**Written exercise**: Identify every line containing the word "تحوي" and reproduce each one.

**Exercise material**:

* BEGIN *

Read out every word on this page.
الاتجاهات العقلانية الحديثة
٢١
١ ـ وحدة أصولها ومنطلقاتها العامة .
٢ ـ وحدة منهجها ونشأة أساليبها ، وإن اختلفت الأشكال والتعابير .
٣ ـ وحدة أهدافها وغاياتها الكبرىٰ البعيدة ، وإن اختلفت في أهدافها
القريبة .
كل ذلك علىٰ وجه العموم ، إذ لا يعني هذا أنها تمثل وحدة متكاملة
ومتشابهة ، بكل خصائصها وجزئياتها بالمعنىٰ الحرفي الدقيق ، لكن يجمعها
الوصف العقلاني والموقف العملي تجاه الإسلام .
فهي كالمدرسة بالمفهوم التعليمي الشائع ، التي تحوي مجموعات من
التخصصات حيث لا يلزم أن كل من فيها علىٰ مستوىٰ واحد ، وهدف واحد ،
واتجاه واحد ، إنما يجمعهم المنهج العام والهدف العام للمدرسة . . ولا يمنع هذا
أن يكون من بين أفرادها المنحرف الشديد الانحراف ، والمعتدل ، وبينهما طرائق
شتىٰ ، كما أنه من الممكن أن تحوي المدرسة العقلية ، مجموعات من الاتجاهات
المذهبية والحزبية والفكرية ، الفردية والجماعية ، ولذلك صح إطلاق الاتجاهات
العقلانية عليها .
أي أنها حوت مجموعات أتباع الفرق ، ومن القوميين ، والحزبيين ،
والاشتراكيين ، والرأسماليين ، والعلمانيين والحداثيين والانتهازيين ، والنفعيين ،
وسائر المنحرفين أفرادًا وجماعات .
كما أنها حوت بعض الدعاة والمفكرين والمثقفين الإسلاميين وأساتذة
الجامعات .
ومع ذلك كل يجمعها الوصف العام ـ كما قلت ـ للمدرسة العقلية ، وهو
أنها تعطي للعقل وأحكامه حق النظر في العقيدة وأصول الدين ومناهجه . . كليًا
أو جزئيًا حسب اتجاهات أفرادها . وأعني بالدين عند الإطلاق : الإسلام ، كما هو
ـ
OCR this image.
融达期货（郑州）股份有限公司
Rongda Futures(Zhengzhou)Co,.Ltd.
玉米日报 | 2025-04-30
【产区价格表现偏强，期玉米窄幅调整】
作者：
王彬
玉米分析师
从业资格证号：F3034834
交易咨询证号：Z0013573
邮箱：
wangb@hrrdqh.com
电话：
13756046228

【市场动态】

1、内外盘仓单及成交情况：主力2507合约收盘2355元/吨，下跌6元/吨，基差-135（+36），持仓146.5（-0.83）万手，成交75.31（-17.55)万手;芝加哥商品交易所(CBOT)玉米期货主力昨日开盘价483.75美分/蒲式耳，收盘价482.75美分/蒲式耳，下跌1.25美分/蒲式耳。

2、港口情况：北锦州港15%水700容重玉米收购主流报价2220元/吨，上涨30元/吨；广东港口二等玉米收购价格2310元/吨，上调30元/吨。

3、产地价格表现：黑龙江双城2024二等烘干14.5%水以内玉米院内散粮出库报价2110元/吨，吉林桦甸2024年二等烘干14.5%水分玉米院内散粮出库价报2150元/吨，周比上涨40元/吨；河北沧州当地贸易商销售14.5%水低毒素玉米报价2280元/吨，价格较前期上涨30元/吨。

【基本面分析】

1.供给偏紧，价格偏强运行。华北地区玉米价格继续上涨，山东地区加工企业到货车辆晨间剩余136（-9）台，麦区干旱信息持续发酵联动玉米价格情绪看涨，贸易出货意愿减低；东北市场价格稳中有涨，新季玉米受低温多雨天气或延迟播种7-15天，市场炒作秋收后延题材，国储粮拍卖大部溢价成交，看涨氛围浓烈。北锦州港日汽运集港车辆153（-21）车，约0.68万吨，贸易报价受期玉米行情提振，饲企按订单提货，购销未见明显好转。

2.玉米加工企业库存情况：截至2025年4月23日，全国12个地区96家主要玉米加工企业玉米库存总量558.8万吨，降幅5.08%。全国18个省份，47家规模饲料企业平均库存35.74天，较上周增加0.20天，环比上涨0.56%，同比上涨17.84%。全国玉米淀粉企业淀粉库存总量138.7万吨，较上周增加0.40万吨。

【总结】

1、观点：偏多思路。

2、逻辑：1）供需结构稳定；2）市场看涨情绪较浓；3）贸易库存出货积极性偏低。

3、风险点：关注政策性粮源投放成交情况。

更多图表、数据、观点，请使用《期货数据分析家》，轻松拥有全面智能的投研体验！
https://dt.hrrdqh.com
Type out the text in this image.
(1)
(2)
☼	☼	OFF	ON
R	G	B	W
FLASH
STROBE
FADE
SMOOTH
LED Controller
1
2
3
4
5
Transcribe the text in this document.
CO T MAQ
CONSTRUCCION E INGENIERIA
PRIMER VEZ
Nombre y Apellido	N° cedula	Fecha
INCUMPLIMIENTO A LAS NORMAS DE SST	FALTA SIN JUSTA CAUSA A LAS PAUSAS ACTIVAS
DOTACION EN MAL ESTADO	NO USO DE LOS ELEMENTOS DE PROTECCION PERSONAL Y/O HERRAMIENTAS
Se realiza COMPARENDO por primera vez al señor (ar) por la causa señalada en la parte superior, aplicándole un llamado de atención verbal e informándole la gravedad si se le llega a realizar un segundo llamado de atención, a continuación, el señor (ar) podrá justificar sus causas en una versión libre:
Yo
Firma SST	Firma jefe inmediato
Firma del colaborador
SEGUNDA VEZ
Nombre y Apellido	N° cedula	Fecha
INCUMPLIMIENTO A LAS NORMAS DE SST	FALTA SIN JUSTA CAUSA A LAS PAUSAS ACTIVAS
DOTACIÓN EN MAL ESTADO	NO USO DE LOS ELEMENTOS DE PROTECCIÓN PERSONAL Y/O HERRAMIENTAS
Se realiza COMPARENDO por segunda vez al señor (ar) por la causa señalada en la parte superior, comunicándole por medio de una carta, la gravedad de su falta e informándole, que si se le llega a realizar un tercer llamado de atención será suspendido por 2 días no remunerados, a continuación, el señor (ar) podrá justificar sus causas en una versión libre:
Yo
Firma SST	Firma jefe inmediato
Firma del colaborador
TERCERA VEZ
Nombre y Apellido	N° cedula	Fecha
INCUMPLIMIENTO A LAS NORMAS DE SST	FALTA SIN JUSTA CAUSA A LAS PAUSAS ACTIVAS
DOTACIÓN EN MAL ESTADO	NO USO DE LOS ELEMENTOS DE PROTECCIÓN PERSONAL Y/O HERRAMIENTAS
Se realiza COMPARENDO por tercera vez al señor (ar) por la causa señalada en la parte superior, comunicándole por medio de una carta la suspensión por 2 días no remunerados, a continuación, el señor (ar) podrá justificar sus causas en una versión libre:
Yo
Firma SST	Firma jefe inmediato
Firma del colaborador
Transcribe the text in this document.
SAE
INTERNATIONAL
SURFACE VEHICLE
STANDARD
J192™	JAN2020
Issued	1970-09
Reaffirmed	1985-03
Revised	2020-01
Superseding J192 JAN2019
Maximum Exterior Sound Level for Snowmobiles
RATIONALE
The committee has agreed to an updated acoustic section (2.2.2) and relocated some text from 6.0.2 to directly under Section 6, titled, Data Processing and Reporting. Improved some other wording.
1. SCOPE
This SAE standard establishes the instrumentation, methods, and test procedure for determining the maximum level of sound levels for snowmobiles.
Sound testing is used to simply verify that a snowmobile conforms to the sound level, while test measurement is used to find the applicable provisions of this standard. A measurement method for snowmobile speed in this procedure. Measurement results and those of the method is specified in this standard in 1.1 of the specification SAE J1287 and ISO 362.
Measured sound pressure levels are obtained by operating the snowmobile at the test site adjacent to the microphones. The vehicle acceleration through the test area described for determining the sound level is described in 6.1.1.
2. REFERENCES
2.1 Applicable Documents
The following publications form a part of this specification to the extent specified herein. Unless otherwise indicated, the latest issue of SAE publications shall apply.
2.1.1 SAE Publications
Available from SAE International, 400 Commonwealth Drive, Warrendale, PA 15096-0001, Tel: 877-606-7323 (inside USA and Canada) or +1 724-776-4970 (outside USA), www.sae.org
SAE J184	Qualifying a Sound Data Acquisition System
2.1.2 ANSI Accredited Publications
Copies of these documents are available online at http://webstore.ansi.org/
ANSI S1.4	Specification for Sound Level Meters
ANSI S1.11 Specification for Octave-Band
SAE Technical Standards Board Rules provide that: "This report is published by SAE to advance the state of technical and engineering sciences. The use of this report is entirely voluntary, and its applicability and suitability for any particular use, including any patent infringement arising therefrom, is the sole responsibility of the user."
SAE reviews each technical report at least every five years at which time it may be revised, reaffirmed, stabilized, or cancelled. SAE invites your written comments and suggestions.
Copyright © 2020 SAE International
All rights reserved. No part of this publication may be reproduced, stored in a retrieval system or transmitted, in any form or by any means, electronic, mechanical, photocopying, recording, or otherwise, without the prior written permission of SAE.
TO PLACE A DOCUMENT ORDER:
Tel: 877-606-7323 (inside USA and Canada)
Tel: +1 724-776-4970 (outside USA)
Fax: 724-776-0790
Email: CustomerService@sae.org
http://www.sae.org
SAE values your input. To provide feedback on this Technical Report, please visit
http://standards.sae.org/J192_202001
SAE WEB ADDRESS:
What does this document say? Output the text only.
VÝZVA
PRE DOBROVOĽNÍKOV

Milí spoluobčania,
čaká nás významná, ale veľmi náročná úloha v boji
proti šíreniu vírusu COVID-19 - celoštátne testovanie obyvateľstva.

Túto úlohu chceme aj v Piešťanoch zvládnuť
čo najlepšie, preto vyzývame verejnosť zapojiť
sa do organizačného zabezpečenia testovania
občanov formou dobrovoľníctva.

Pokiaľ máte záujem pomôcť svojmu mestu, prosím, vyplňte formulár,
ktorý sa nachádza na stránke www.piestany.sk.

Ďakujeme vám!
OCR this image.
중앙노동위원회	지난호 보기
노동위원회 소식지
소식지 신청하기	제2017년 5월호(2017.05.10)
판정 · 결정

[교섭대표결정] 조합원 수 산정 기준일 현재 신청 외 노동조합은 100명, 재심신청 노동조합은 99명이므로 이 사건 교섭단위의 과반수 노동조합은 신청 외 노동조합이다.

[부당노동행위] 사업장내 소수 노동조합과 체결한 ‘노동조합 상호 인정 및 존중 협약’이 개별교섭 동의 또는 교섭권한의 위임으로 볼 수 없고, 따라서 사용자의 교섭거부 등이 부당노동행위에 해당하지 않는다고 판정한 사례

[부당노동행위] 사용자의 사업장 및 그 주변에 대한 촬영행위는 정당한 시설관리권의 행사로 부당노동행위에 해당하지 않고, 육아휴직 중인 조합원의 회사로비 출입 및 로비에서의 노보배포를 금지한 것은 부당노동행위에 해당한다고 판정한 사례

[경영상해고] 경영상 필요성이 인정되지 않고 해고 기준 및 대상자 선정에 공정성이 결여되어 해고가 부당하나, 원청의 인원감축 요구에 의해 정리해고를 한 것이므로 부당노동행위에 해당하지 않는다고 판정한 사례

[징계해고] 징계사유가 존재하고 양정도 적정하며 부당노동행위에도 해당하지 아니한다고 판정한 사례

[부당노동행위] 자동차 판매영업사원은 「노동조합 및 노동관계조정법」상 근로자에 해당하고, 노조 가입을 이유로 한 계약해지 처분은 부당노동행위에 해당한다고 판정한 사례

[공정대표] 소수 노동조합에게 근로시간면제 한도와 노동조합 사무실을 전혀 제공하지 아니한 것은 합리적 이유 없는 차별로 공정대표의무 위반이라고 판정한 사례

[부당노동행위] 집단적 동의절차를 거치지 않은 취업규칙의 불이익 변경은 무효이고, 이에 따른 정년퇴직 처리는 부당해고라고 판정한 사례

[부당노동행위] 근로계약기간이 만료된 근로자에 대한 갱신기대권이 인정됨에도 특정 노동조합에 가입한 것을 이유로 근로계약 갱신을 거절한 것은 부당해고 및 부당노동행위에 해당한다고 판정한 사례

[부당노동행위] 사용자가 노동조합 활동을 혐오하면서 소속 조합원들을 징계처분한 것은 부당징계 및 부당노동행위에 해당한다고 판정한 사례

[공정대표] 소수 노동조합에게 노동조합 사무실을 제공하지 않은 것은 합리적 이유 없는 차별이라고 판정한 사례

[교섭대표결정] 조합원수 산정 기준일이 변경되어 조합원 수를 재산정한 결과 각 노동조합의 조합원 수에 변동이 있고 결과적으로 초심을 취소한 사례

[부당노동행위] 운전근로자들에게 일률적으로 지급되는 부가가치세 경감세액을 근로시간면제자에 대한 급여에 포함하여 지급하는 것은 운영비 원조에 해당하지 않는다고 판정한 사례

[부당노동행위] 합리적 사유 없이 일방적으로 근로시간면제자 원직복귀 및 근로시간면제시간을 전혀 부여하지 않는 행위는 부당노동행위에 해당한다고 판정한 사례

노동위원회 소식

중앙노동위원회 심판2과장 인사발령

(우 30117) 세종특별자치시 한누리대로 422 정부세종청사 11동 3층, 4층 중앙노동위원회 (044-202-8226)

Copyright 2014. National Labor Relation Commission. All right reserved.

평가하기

* END *

**Complete response**:
فهي كالمدرسة بالمفهوم التعليمي الشائع ، التي تحوي مجموعات من
شتىٰ ، كما أنه من الممكن أن تحوي المدرسة العقلية ، مجموعات من الاتجاهات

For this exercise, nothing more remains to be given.